* _Task_:
Copy the data precisely, keeping every character.

* _Task input_:
§ §

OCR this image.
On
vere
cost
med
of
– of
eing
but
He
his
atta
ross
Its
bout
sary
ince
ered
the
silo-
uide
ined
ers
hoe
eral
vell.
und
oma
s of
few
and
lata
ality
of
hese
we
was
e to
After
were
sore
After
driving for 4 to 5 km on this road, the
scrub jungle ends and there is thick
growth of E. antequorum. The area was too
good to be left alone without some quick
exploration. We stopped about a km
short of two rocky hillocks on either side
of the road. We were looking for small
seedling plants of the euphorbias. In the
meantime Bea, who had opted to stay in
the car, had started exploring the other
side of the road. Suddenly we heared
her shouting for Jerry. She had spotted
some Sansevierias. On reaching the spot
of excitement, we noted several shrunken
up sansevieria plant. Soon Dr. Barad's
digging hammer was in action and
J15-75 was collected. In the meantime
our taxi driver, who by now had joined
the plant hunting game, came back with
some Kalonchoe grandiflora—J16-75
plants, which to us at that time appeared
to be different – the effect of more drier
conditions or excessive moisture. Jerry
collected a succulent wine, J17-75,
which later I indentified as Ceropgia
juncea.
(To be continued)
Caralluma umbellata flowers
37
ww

§ §

* _Task solution_:
OCR this image.
On
vere
cost
med
of
– of
eing
but
He
his
atta
ross
Its
bout
sary
ince
ered
the
silo-
uide
ined
ers
hoe
eral
vell.
und
oma
s of
few
and
lata
ality
of
hese
we
was
e to
After
were
sore
After
driving for 4 to 5 km on this road, the
scrub jungle ends and there is thick
growth of E. antequorum. The area was too
good to be left alone without some quick
exploration. We stopped about a km
short of two rocky hillocks on either side
of the road. We were looking for small
seedling plants of the euphorbias. In the
meantime Bea, who had opted to stay in
the car, had started exploring the other
side of the road. Suddenly we heared
her shouting for Jerry. She had spotted
some Sansevierias. On reaching the spot
of excitement, we noted several shrunken
up sansevieria plant. Soon Dr. Barad's
digging hammer was in action and
J15-75 was collected. In the meantime
our taxi driver, who by now had joined
the plant hunting game, came back with
some Kalonchoe grandiflora—J16-75
plants, which to us at that time appeared
to be different – the effect of more drier
conditions or excessive moisture. Jerry
collected a succulent wine, J17-75,
which later I indentified as Ceropgia
juncea.
(To be continued)
Caralluma umbellata flowers
37
ww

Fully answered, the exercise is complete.